*Task directions*: Transcribe the records that follow. Keep every word exactly, and drop the pictures.

*Extracted records*:
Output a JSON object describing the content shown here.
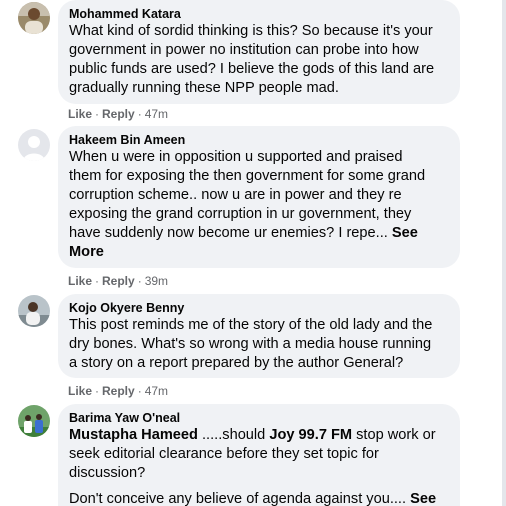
{
  "comments": [
    {
      "author": "Mohammed Katara",
      "avatar": "profile-photo-icon",
      "lines": [
        "What kind of sordid thinking is this? So because it's your",
        "government in power no institution can probe into how",
        "public funds are used? I believe the gods of this land are",
        "gradually running these NPP people mad."
      ],
      "like_label": "Like",
      "reply_label": "Reply",
      "time": "47m"
    },
    {
      "author": "Hakeem Bin Ameen",
      "avatar": "default-avatar-icon",
      "lines": [
        "When u were in opposition u supported and praised",
        "them for exposing the then government for some grand",
        "corruption scheme.. now u are in power and they re",
        "exposing the grand corruption in ur government, they",
        "have suddenly now become ur enemies? I repe..."
      ],
      "see_more_part1": "See",
      "see_more_part2": "More",
      "like_label": "Like",
      "reply_label": "Reply",
      "time": "39m"
    },
    {
      "author": "Kojo Okyere Benny",
      "avatar": "profile-photo-icon",
      "lines": [
        "This post reminds me of the story of the old lady and the",
        "dry bones. What's so wrong with a media house running",
        "a story on a report prepared by the author General?"
      ],
      "like_label": "Like",
      "reply_label": "Reply",
      "time": "47m"
    },
    {
      "author": "Barima Yaw O'neal",
      "avatar": "profile-photo-icon",
      "mention": "Mustapha Hameed",
      "line1_rest": " .....should ",
      "line1_bold": "Joy 99.7 FM",
      "line1_end": " stop work or",
      "lines": [
        "seek editorial clearance before they set topic for",
        "discussion?"
      ],
      "last_line": "Don't conceive any believe of agenda against you....",
      "see_more_part1": "See"
    }
  ],
  "separator": "·"
}
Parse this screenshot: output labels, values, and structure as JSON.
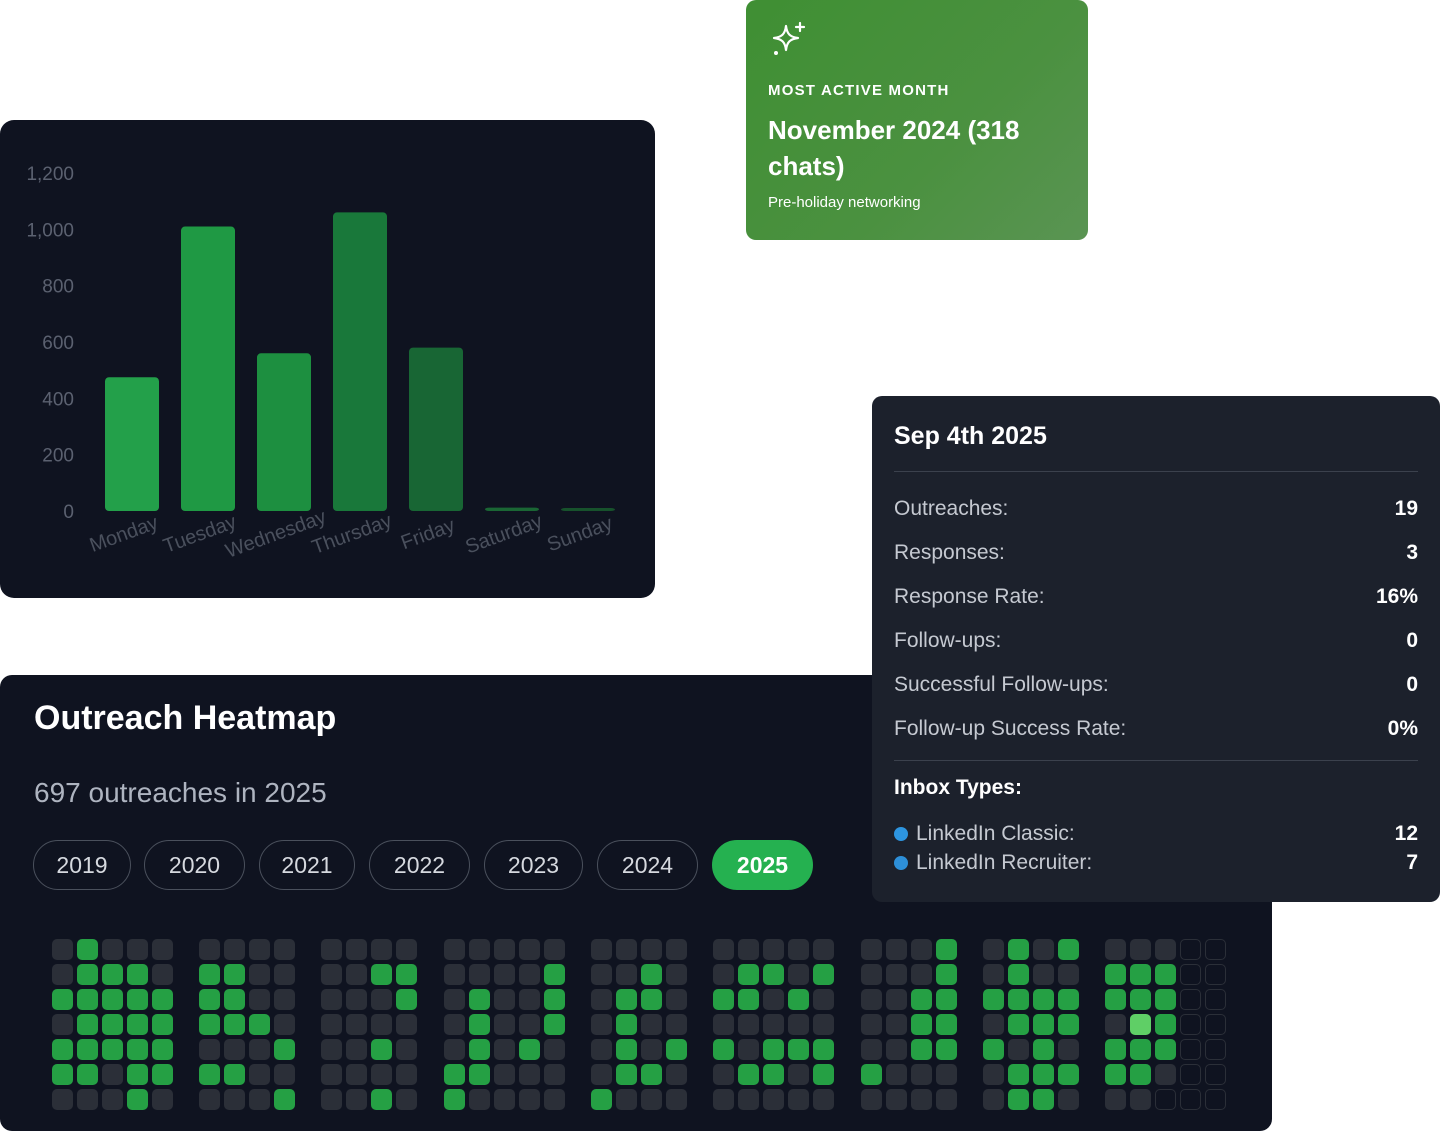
{
  "chart_data": {
    "type": "bar",
    "categories": [
      "Monday",
      "Tuesday",
      "Wednesday",
      "Thursday",
      "Friday",
      "Saturday",
      "Sunday"
    ],
    "values": [
      475,
      1010,
      560,
      1060,
      580,
      12,
      6
    ],
    "ylim": [
      0,
      1200
    ],
    "yticks": [
      "0",
      "200",
      "400",
      "600",
      "800",
      "1,000",
      "1,200"
    ],
    "grid": false,
    "bar_colors": [
      "#23a04a",
      "#1f9944",
      "#1d8f40",
      "#19783a",
      "#186634",
      "#1a6634",
      "#17522c"
    ]
  },
  "month_card": {
    "icon": "sparkle-icon",
    "eyebrow": "MOST ACTIVE MONTH",
    "headline": "November 2024 (318 chats)",
    "sub": "Pre-holiday networking"
  },
  "heatmap": {
    "title": "Outreach Heatmap",
    "summary": "697 outreaches in 2025",
    "years": [
      "2019",
      "2020",
      "2021",
      "2022",
      "2023",
      "2024",
      "2025"
    ],
    "active_year": "2025",
    "colors": {
      "empty": "#2b2f38",
      "active": "#25a044",
      "highlight": "#5fcf66",
      "future": "#0f1320",
      "future_border": "#2b2f38"
    },
    "weeks": [
      "0010000000000110000000000",
      "0000000000100100011100110",
      "0111001100001000010011000",
      "0111000000110011011000011",
      "0111010100000000010000000",
      "0000000000000100000000000",
      "0000000000011000000000100",
      "0000000110000000001100000",
      "0000000000000001100000100",
      "0000000000100010101100000",
      "0000000000010000100000000",
      "0000000000000010000000000"
    ],
    "grid_rows": [
      [
        0,
        1,
        0,
        0,
        0,
        0,
        0,
        0,
        0,
        0,
        0,
        0,
        0,
        0,
        0,
        0,
        0,
        0,
        0,
        0,
        0,
        0,
        0,
        0,
        0,
        0,
        0,
        0,
        0,
        0,
        1,
        0,
        1,
        0,
        1,
        0,
        0,
        0,
        -1,
        -1
      ],
      [
        0,
        1,
        1,
        1,
        0,
        1,
        1,
        0,
        0,
        0,
        0,
        1,
        1,
        0,
        0,
        0,
        0,
        1,
        0,
        0,
        1,
        0,
        0,
        1,
        1,
        0,
        1,
        0,
        0,
        0,
        1,
        0,
        1,
        0,
        0,
        1,
        1,
        1,
        -1,
        -1
      ],
      [
        1,
        1,
        1,
        1,
        1,
        1,
        1,
        0,
        0,
        0,
        0,
        0,
        1,
        0,
        1,
        0,
        0,
        1,
        0,
        1,
        1,
        0,
        1,
        1,
        0,
        1,
        0,
        0,
        0,
        1,
        1,
        1,
        1,
        1,
        1,
        1,
        1,
        1,
        -1,
        -1
      ],
      [
        0,
        1,
        1,
        1,
        1,
        1,
        1,
        1,
        0,
        0,
        0,
        0,
        0,
        0,
        1,
        0,
        0,
        1,
        0,
        1,
        0,
        0,
        0,
        0,
        0,
        0,
        0,
        0,
        0,
        1,
        1,
        0,
        1,
        1,
        1,
        0,
        2,
        1,
        -1,
        -1
      ],
      [
        1,
        1,
        1,
        1,
        1,
        0,
        0,
        0,
        1,
        0,
        0,
        1,
        0,
        0,
        1,
        0,
        1,
        0,
        0,
        1,
        0,
        1,
        1,
        0,
        1,
        1,
        1,
        0,
        0,
        1,
        1,
        1,
        0,
        1,
        0,
        1,
        1,
        1,
        -1,
        -1
      ],
      [
        1,
        1,
        0,
        1,
        1,
        1,
        1,
        0,
        0,
        0,
        0,
        0,
        0,
        1,
        1,
        0,
        0,
        0,
        0,
        1,
        1,
        0,
        0,
        1,
        1,
        0,
        1,
        1,
        0,
        0,
        0,
        0,
        1,
        1,
        1,
        1,
        1,
        0,
        -1,
        -1
      ],
      [
        0,
        0,
        0,
        1,
        0,
        0,
        0,
        0,
        1,
        0,
        0,
        1,
        0,
        1,
        0,
        0,
        0,
        0,
        1,
        0,
        0,
        0,
        0,
        0,
        0,
        0,
        0,
        0,
        0,
        0,
        0,
        0,
        1,
        1,
        0,
        0,
        0,
        -1,
        -1,
        -1
      ]
    ]
  },
  "tooltip": {
    "title": "Sep 4th 2025",
    "stats": [
      {
        "label": "Outreaches:",
        "value": "19"
      },
      {
        "label": "Responses:",
        "value": "3"
      },
      {
        "label": "Response Rate:",
        "value": "16%"
      },
      {
        "label": "Follow-ups:",
        "value": "0"
      },
      {
        "label": "Successful Follow-ups:",
        "value": "0"
      },
      {
        "label": "Follow-up Success Rate:",
        "value": "0%"
      }
    ],
    "inbox_title": "Inbox Types:",
    "inbox": [
      {
        "label": "LinkedIn Classic:",
        "value": "12",
        "color": "#2d95e0"
      },
      {
        "label": "LinkedIn Recruiter:",
        "value": "7",
        "color": "#2d8fd8"
      }
    ]
  }
}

*Written answer*:
Output a JSON object describing the content shown here.
{
  "comments": [
    {
      "author": "Mohammed Katara",
      "avatar": "profile-photo-icon",
      "lines": [
        "What kind of sordid thinking is this? So because it's your",
        "government in power no institution can probe into how",
        "public funds are used? I believe the gods of this land are",
        "gradually running these NPP people mad."
      ],
      "like_label": "Like",
      "reply_label": "Reply",
      "time": "47m"
    },
    {
      "author": "Hakeem Bin Ameen",
      "avatar": "default-avatar-icon",
      "lines": [
        "When u were in opposition u supported and praised",
        "them for exposing the then government for some grand",
        "corruption scheme.. now u are in power and they re",
        "exposing the grand corruption in ur government, they",
        "have suddenly now become ur enemies? I repe..."
      ],
      "see_more_part1": "See",
      "see_more_part2": "More",
      "like_label": "Like",
      "reply_label": "Reply",
      "time": "39m"
    },
    {
      "author": "Kojo Okyere Benny",
      "avatar": "profile-photo-icon",
      "lines": [
        "This post reminds me of the story of the old lady and the",
        "dry bones. What's so wrong with a media house running",
        "a story on a report prepared by the author General?"
      ],
      "like_label": "Like",
      "reply_label": "Reply",
      "time": "47m"
    },
    {
      "author": "Barima Yaw O'neal",
      "avatar": "profile-photo-icon",
      "mention": "Mustapha Hameed",
      "line1_rest": " .....should ",
      "line1_bold": "Joy 99.7 FM",
      "line1_end": " stop work or",
      "lines": [
        "seek editorial clearance before they set topic for",
        "discussion?"
      ],
      "last_line": "Don't conceive any believe of agenda against you....",
      "see_more_part1": "See"
    }
  ],
  "separator": "·"
}
Parse this screenshot: output labels, values, and structure as JSON.
{
  "chart_data": {
    "type": "bar",
    "categories": [
      "Monday",
      "Tuesday",
      "Wednesday",
      "Thursday",
      "Friday",
      "Saturday",
      "Sunday"
    ],
    "values": [
      475,
      1010,
      560,
      1060,
      580,
      12,
      6
    ],
    "ylim": [
      0,
      1200
    ],
    "yticks": [
      "0",
      "200",
      "400",
      "600",
      "800",
      "1,000",
      "1,200"
    ],
    "grid": false,
    "bar_colors": [
      "#23a04a",
      "#1f9944",
      "#1d8f40",
      "#19783a",
      "#186634",
      "#1a6634",
      "#17522c"
    ]
  },
  "month_card": {
    "icon": "sparkle-icon",
    "eyebrow": "MOST ACTIVE MONTH",
    "headline": "November 2024 (318 chats)",
    "sub": "Pre-holiday networking"
  },
  "heatmap": {
    "title": "Outreach Heatmap",
    "summary": "697 outreaches in 2025",
    "years": [
      "2019",
      "2020",
      "2021",
      "2022",
      "2023",
      "2024",
      "2025"
    ],
    "active_year": "2025",
    "colors": {
      "empty": "#2b2f38",
      "active": "#25a044",
      "highlight": "#5fcf66",
      "future": "#0f1320",
      "future_border": "#2b2f38"
    },
    "weeks": [
      "0010000000000110000000000",
      "0000000000100100011100110",
      "0111001100001000010011000",
      "0111000000110011011000011",
      "0111010100000000010000000",
      "0000000000000100000000000",
      "0000000000011000000000100",
      "0000000110000000001100000",
      "0000000000000001100000100",
      "0000000000100010101100000",
      "0000000000010000100000000",
      "0000000000000010000000000"
    ],
    "grid_rows": [
      [
        0,
        1,
        0,
        0,
        0,
        0,
        0,
        0,
        0,
        0,
        0,
        0,
        0,
        0,
        0,
        0,
        0,
        0,
        0,
        0,
        0,
        0,
        0,
        0,
        0,
        0,
        0,
        0,
        0,
        0,
        1,
        0,
        1,
        0,
        1,
        0,
        0,
        0,
        -1,
        -1
      ],
      [
        0,
        1,
        1,
        1,
        0,
        1,
        1,
        0,
        0,
        0,
        0,
        1,
        1,
        0,
        0,
        0,
        0,
        1,
        0,
        0,
        1,
        0,
        0,
        1,
        1,
        0,
        1,
        0,
        0,
        0,
        1,
        0,
        1,
        0,
        0,
        1,
        1,
        1,
        -1,
        -1
      ],
      [
        1,
        1,
        1,
        1,
        1,
        1,
        1,
        0,
        0,
        0,
        0,
        0,
        1,
        0,
        1,
        0,
        0,
        1,
        0,
        1,
        1,
        0,
        1,
        1,
        0,
        1,
        0,
        0,
        0,
        1,
        1,
        1,
        1,
        1,
        1,
        1,
        1,
        1,
        -1,
        -1
      ],
      [
        0,
        1,
        1,
        1,
        1,
        1,
        1,
        1,
        0,
        0,
        0,
        0,
        0,
        0,
        1,
        0,
        0,
        1,
        0,
        1,
        0,
        0,
        0,
        0,
        0,
        0,
        0,
        0,
        0,
        1,
        1,
        0,
        1,
        1,
        1,
        0,
        2,
        1,
        -1,
        -1
      ],
      [
        1,
        1,
        1,
        1,
        1,
        0,
        0,
        0,
        1,
        0,
        0,
        1,
        0,
        0,
        1,
        0,
        1,
        0,
        0,
        1,
        0,
        1,
        1,
        0,
        1,
        1,
        1,
        0,
        0,
        1,
        1,
        1,
        0,
        1,
        0,
        1,
        1,
        1,
        -1,
        -1
      ],
      [
        1,
        1,
        0,
        1,
        1,
        1,
        1,
        0,
        0,
        0,
        0,
        0,
        0,
        1,
        1,
        0,
        0,
        0,
        0,
        1,
        1,
        0,
        0,
        1,
        1,
        0,
        1,
        1,
        0,
        0,
        0,
        0,
        1,
        1,
        1,
        1,
        1,
        0,
        -1,
        -1
      ],
      [
        0,
        0,
        0,
        1,
        0,
        0,
        0,
        0,
        1,
        0,
        0,
        1,
        0,
        1,
        0,
        0,
        0,
        0,
        1,
        0,
        0,
        0,
        0,
        0,
        0,
        0,
        0,
        0,
        0,
        0,
        0,
        0,
        1,
        1,
        0,
        0,
        0,
        -1,
        -1,
        -1
      ]
    ]
  },
  "tooltip": {
    "title": "Sep 4th 2025",
    "stats": [
      {
        "label": "Outreaches:",
        "value": "19"
      },
      {
        "label": "Responses:",
        "value": "3"
      },
      {
        "label": "Response Rate:",
        "value": "16%"
      },
      {
        "label": "Follow-ups:",
        "value": "0"
      },
      {
        "label": "Successful Follow-ups:",
        "value": "0"
      },
      {
        "label": "Follow-up Success Rate:",
        "value": "0%"
      }
    ],
    "inbox_title": "Inbox Types:",
    "inbox": [
      {
        "label": "LinkedIn Classic:",
        "value": "12",
        "color": "#2d95e0"
      },
      {
        "label": "LinkedIn Recruiter:",
        "value": "7",
        "color": "#2d8fd8"
      }
    ]
  }
}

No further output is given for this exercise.